### [Your objective]
Count every line in the following entries where the word "cuja" appears. Give the count alone.

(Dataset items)
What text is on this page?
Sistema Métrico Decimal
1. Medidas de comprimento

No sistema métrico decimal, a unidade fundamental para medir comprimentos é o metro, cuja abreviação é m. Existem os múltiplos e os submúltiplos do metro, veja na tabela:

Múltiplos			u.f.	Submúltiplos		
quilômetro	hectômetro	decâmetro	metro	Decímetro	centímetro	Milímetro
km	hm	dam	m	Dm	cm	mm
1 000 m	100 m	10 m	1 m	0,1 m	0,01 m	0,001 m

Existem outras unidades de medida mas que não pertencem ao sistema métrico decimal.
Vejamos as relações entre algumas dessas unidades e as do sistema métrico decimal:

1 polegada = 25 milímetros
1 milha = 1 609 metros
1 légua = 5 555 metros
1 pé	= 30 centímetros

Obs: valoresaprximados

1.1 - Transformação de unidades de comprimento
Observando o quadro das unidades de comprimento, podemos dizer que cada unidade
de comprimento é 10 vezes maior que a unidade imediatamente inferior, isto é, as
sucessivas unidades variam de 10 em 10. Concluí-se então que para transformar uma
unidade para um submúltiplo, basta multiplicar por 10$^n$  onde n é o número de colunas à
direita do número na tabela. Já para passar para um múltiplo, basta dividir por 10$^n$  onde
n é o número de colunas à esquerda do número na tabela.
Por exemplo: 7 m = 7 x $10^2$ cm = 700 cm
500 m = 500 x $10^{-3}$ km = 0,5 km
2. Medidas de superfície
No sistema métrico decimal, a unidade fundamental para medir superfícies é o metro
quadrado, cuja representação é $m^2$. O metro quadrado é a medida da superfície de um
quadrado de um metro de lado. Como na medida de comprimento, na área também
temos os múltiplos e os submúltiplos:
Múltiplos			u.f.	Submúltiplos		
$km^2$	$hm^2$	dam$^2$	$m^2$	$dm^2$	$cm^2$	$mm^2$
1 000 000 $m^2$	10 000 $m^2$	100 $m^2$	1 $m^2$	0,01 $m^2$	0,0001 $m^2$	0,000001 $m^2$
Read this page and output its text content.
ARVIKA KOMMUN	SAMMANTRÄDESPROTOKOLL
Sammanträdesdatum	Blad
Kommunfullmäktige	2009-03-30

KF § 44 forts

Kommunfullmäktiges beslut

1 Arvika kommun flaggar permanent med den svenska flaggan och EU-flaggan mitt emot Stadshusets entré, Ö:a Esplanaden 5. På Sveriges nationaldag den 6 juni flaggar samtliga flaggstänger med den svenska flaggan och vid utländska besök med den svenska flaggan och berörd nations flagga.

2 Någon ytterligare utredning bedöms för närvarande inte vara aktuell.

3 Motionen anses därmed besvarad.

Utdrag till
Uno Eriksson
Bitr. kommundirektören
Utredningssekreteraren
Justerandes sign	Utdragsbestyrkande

### [Finished answer]
2